Reference guide: Python functions for structuring a
dataset
Pandas structuring reference guide
As you’ve learned, there are far too many Python functions to memorize all of them. That’s why,
as every data professional will tell you, you’ll be using reference sheets and coding libraries
nearly every day in your data analysis work.
The following reference guide will help you identify the most common Pandas tools used for
structuring data. Note that this is just for reference. For detailed information on how each
method works, including explanations of every parameter and examples, refer to the linked
documentation.
Combine data
Note that for many situations that require combining data, you can use a number of different
functions, methods, or approaches. Usually you’re not limited to a single “correct” function. So if
these functions and methods seem very similar, don’t worry! It’s because they are! The best way
to learn them, determine what works best for you, and understand them is to use them!
df.merge()
● A method available to the DataFrame class.
● Use df.merge() to take columns or indices from other dataframes and combine them
with the one to which you’re applying the method.
● Example:
df1.merge(df2, how=‘inner’, on=[‘month’,’year’])
pd.concat()
● A pandas function to combine series and/or dataframes
● Use pd.concat() to join columns, rows, or dataframes along a particular axis
● Example:
df3 = pd.concat([df1.drop(['column_1','column_2'], axis=1), df2])

§ **Dataset excerpt**
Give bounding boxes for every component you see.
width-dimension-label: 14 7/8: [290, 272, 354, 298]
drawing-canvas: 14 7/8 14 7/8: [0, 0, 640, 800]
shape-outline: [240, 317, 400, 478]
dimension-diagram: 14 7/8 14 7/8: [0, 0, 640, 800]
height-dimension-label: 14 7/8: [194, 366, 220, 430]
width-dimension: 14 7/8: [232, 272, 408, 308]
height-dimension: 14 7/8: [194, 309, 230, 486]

§ **Task A**
Answer these questions using the pandas reference guide:
(i) Where does the guide tell readers to look for detailed information on how each method works?
(ii) Which class is df.merge() available to?
(iii) Along what does pd.concat() join columns, rows, or dataframes?
§ **Task B**
From the pandas reference guide, extract everything from "The following reference" down to "to use them!".
§ **Task C**
List every keyword argument that appears in the example code in the pandas reference guide.
The dataset excerpt has no connection to the pandas reference guide.

§ **Written response A**
(i) The linked documentation.
(ii) The DataFrame class.
(iii) Along a particular axis.

§ **Written response B**
The following reference guide will help you identify the most common Pandas tools used for
structuring data. Note that this is just for reference. For detailed information on how each
method works, including explanations of every parameter and examples, refer to the linked
documentation.
Combine data
Note that for many situations that require combining data, you can use a number of different
functions, methods, or approaches. Usually you’re not limited to a single “correct” function. So if
these functions and methods seem very similar, don’t worry! It’s because they are! The best way
to learn them, determine what works best for you, and understand them is to use them!

§ **Written response C**
how
on
axis